- Passage shown:
____

Logging in RocksDB (e.g., logging related to flush, compaction, memtable
creation, etc.) has been disabled by default to prevent disk space from being
filled up unexpectedly. Users that need to enable logging should implement their
own RocksDBOptionsFactory
that creates DBOptions
instances with
InfoLogLevel
set to INFO_LEVEL
.
In previous Flink releases users may encounter an OutOfMemoryError
when
restoring from a RocksDB savepoint containing large KV pairs. For that reason
we introduced a configurable memory limit in the RocksDBWriteBatchWrapper
with a default value of 2 MB. RocksDB’s WriteBatch will flush before the
consumed memory limit is reached. If needed, the limit can be tuned via the
state.backend.rocksdb.write-batch-size
config option in flink-conf.yaml
.
Beginning from this release, PyFlink does not support Python 2. This is because Python 2 has reached end of life on January 1, 2020, and several third-party projects that PyFlink depends on are also dropping Python 2 support.
The InfluxdbReporter
now silently skips values that are unsupported by
InfluxDB, such as Double.POSITIVE_INFINITY
, Double.NEGATIVE_INFINITY
,
Double.NaN
, etc.
flink-connector-kinesis is now licensed under the Apache License, Version 2.0, and its artifacts will be deployed to Maven central as part of the Flink releases. Users no longer need to build the Kinesis connector from source themselves.
ExecutionConfig#getGlobalJobParameters
has been changed to never return
null
. Conversely,
ExecutionConfig#setGlobalJobParameters(GlobalJobParameters)
will not accept
null
values anymore.
Implementations of MasterTriggerRestoreHook#triggerCheckpoint(long, long,
Executor)

____

- Brief 1:
Answer these questions from the Flink release notes:
(a) What default value does the configurable memory limit in the RocksDBWriteBatchWrapper have?
(b) Which Python version does PyFlink no longer support, beginning from this release?
(c) Under what license is flink-connector-kinesis now licensed?
- Brief 2: Reproduce the part of the Flink release notes starting with "Beginning from this" and going on through "ExecutionConfig#setGlobalJobParameters(GlobalJobParameters)".
The lines that follow are separate material and are unrelated to the Flink release notes.

- Information given:
____

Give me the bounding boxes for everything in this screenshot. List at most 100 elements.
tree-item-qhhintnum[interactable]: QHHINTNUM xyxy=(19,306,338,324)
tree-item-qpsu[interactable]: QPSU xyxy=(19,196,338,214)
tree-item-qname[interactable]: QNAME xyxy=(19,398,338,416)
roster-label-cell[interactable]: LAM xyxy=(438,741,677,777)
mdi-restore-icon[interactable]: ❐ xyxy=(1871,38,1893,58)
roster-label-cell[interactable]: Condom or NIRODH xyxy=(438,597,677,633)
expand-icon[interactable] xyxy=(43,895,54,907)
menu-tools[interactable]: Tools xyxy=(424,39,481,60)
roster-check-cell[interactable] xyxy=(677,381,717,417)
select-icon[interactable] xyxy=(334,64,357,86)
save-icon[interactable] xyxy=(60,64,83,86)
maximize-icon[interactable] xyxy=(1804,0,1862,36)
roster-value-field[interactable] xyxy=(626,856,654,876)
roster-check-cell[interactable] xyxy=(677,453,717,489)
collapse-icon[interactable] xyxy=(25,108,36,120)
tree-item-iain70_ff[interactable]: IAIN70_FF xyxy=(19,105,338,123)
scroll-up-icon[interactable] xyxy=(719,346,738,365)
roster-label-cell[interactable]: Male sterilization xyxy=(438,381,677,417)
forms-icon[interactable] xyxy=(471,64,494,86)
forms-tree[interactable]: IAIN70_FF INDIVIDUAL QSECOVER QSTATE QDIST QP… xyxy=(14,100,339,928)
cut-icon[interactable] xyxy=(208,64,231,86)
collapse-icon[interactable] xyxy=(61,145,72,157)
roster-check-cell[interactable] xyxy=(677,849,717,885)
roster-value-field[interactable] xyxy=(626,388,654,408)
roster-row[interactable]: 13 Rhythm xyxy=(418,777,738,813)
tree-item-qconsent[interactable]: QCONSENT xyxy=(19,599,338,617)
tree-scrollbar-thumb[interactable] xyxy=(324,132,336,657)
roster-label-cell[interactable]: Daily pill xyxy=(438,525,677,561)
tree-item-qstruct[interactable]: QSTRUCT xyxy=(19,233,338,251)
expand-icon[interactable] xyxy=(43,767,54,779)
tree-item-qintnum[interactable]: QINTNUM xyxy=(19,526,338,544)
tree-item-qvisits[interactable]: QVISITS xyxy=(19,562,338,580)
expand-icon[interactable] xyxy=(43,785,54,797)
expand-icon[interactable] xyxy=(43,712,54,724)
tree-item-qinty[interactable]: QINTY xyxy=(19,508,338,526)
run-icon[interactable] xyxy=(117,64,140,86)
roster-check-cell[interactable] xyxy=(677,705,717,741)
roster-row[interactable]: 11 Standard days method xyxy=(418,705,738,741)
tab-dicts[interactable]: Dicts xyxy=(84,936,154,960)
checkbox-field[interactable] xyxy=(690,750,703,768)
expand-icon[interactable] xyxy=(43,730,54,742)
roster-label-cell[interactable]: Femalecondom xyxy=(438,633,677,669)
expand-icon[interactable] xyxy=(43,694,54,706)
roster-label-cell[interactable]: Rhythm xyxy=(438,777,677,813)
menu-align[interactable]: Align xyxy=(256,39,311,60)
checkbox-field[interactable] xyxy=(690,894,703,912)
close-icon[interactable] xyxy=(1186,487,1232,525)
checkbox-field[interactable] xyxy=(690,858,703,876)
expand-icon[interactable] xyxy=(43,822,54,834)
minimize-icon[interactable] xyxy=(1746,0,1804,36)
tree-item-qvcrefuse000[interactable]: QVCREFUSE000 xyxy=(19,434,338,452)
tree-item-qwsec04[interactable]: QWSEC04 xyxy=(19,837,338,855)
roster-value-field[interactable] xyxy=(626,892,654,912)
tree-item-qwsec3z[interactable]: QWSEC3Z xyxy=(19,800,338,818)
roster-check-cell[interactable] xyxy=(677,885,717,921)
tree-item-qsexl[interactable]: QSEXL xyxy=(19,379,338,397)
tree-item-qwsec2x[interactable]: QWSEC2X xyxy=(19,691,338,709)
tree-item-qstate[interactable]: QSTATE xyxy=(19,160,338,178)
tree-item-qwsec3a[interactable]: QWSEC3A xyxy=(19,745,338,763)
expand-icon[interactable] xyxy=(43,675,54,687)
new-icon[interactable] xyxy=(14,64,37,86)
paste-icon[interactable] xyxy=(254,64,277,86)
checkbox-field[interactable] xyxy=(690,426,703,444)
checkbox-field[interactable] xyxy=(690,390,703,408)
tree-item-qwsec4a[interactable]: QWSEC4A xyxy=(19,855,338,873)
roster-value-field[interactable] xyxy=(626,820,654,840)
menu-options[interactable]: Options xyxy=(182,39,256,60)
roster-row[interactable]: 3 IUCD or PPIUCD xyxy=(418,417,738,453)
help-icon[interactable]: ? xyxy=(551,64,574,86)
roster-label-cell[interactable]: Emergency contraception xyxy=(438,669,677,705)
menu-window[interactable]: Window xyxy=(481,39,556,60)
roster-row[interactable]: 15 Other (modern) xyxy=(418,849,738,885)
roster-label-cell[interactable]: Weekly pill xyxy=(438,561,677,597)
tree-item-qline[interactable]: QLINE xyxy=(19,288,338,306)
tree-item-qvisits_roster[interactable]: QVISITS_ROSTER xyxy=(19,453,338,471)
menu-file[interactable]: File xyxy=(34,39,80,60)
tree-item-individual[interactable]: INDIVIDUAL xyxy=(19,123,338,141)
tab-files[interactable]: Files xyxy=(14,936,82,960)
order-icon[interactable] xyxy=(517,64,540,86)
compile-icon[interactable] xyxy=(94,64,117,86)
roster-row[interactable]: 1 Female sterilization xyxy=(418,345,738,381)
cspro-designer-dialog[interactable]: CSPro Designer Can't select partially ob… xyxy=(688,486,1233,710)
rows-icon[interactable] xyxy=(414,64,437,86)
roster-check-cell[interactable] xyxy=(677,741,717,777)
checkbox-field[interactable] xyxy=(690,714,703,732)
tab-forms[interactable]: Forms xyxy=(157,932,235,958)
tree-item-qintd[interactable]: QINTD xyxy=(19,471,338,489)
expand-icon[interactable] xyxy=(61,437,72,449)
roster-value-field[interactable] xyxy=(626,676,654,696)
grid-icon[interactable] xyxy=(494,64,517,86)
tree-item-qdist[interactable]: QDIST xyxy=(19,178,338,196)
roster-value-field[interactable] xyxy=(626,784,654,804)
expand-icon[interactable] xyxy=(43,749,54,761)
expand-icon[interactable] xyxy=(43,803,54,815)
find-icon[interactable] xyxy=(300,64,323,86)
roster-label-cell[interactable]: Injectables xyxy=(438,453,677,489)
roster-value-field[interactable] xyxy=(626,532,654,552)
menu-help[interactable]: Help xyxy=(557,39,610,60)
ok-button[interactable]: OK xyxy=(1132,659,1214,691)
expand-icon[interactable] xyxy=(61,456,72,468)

____

- Response 1:
(a) 2 MB
(b) Python 2
(c) The Apache License, Version 2.0

- Response 2:
Beginning from this release, PyFlink does not support Python 2. This is because Python 2 has reached end of life on January 1, 2020, and several third-party projects that PyFlink depends on are also dropping Python 2 support.
The InfluxdbReporter
now silently skips values that are unsupported by
InfluxDB, such as Double.POSITIVE_INFINITY
, Double.NEGATIVE_INFINITY
,
Double.NaN
, etc.
flink-connector-kinesis is now licensed under the Apache License, Version 2.0, and its artifacts will be deployed to Maven central as part of the Flink releases. Users no longer need to build the Kinesis connector from source themselves.
ExecutionConfig#getGlobalJobParameters
has been changed to never return
null
. Conversely,
ExecutionConfig#setGlobalJobParameters(GlobalJobParameters)